**Written instruction:**
Please carry on the forum thread below about overloading operator== versus calling Equals() in C#, picking up right after its last sentence.

Explanation:
Equals() compares the values of two objects.
ReferenceEquals() compares their references.
For reference types operator== by default compares references, while for value types it performs (AFAIK) the equivalent of Equals() using reflection.
So. I have a situation where I need to compare two reference types by their values. I can explicitly call Equals() or I can overload operator== to perform the desired comparison.
However, overloading operator== for value comparison kinda-sorta violates the principle of least astonishment. On the other hand explicitly calling two-object Equals looks like overkill.
What is standard practice here?
I know how to override Equals(). The question was whether it is commonly acceptable to override operator== to test for value equality on reference types or whether it is commonly accepted practice to explicitly call Equals/ReferenceEquals to explicitly specify which comparison you want.
What is standard practice?
The "standard practice" is, if you want to check two elements for equality which isn't reference equality, you need to implement IEquatable<T>, which introduces a Equals(T other) method, and override GetHashCode. That way, you control the way these two objects are compared. Usually, this includes overriding the == and != operators as well.
while for value types it performs (AFAIK) equivalent of Equals() using
reflection.
Only if your value type has a member which is a reference type. If it's all value types, it will do a bit comparison of these two objects:
// if there are no GC references in this object we can avoid reflection
// and do a fast memcmp
if (CanCompareBits(this))
return FastEqualsCheck(thisObj, obj);
The question was whether it is commonly acceptable to override
operator== to test for value equality on reference types
It really depends on what you're doing. It is encouraged to override the == operator once you override Equals because you want a consistent behavior value equality semantics. This depends on your definition of equality between two objects.

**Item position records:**
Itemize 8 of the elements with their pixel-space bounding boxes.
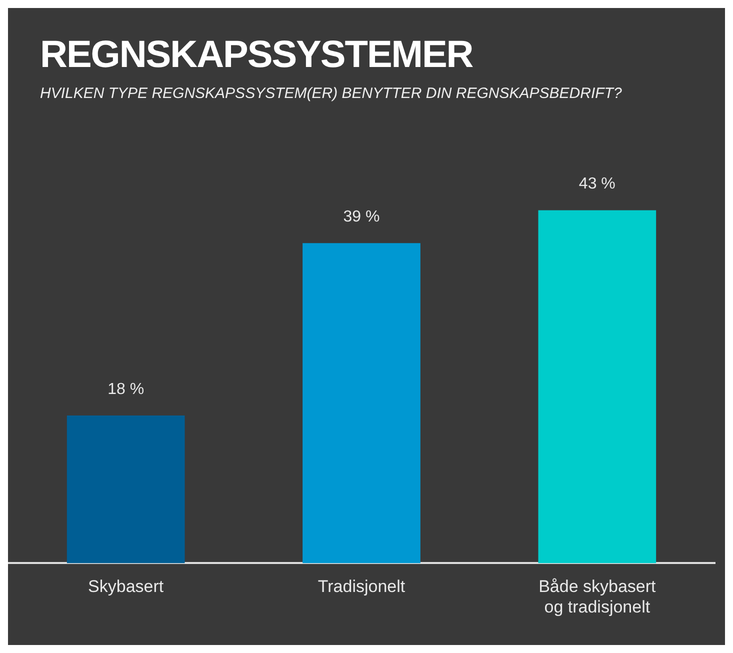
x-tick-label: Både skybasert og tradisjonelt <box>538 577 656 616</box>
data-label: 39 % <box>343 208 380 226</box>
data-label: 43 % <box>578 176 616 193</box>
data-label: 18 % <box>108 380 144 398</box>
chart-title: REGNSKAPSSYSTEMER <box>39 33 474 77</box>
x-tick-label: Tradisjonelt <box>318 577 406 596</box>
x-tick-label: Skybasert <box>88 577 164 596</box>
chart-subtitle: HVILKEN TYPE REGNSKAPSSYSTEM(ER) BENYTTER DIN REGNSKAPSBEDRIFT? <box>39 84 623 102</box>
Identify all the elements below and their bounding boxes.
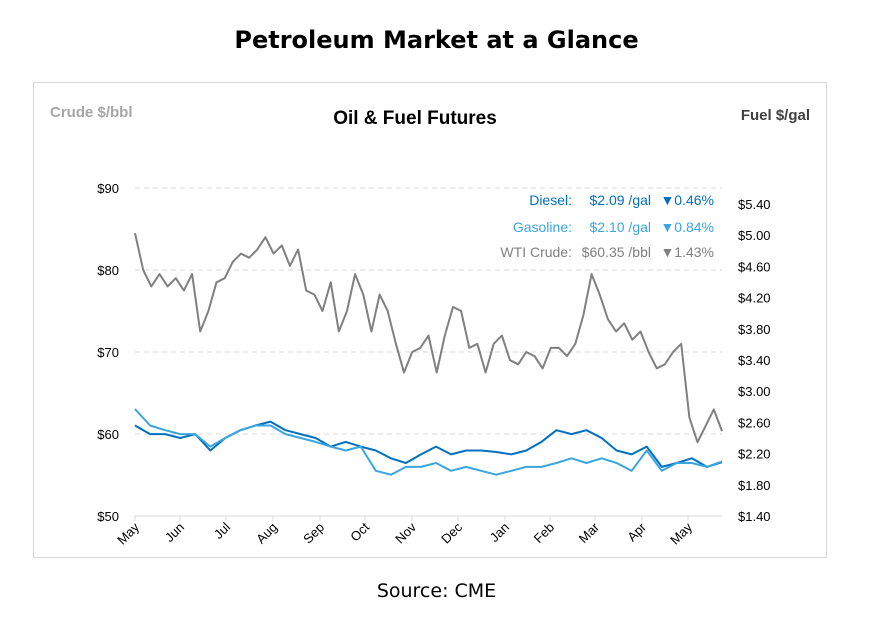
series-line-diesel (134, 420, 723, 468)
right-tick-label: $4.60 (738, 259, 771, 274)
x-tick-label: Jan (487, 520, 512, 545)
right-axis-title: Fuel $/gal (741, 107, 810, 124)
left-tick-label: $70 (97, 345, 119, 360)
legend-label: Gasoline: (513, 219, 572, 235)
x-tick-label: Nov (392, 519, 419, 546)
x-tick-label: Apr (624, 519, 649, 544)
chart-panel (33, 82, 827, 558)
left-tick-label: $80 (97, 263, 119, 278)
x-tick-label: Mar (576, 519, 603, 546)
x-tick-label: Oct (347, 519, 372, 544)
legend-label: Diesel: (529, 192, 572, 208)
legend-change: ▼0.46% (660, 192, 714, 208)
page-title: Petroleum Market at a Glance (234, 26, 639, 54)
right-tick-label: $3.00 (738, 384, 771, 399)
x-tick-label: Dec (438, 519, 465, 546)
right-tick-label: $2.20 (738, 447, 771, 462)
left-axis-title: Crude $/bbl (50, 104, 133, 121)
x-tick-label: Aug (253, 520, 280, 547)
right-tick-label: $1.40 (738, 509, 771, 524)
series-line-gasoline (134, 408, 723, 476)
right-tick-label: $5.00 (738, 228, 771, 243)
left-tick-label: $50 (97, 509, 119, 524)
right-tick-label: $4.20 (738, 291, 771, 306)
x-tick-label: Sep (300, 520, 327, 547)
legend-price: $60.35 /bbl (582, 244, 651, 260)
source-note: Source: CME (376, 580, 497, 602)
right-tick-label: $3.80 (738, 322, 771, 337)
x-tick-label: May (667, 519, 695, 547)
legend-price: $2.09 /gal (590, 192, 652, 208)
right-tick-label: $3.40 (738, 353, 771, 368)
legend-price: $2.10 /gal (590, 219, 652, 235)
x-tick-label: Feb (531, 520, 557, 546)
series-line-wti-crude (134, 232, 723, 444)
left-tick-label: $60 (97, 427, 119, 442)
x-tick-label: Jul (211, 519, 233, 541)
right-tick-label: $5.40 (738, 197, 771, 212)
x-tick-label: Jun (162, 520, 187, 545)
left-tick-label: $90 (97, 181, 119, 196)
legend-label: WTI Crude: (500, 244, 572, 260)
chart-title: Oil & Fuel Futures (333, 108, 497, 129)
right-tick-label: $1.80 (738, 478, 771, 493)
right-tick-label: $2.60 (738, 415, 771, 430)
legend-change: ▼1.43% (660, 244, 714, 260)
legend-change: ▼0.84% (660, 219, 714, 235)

**The response:**
Although, If an object is mutable, then doing value comparison might result in odd scenarios where two objects are considered equal but later, one is mutated. This should definitely be analyzed on per case basis. Usually, overriding Equals should suffice.
Equals() performs value comparison of two objects.
This is not true. The default behavior of object.Equals on value types is to compare each of the fields using their definition of equality, the default behavior of reference types is to compare their references. It can be overridden to do whatever you want it to do. It is exactly the same as the == operator in this regard.
The only difference between the == operator and Equals is that Equals will perform a virtual dispatch on the first (but not the second) operand, finding the implementation of the method based on the runtime type of that object. The == operator is entirely statically bound; it considers only the compile time type of both operands. Other than this difference in binding both have the same default behaviors, and both can be overridden to provide whatever implementation you want.
The standard practice is to always ensure that the behavior of Equals and operator == is the same for your type. If you override the Equals method to change the equality semantics, then you should also overload the == operator to provide *identical semantics`, and vice versa.
The question was whether it is commonly acceptable to override
operator== to test for value equality
It depends on the object, if the object is immutable then you can override == operator, otherwise not. (Remember they are just guidelines).
See: Guidelines for Overriding Equals() and Operator == (C# Programming Guide)
By default, the operator == tests for reference equality by
determining whether two references indicate the same object.
Therefore, reference types do not have to implement operator == in
order to gain this functionality. When a type is immutable, that
is, the data that is contained in the instance cannot be changed,
overloading operator == to compare value equality instead of reference equality can be useful because, as immutable objects, they
can be considered the same as long as they have the same value. It
is not a good idea to override operator == in non-immutable types.
It's a good practice to give a semantic meaning to your code. So, if reference comparison is really something you should care about, use default behaviour for your classes; otherwise your application context dependent logic should be used for comparison. (with consistent behaviour of all the equality members like Equals, GetHashCode and operators)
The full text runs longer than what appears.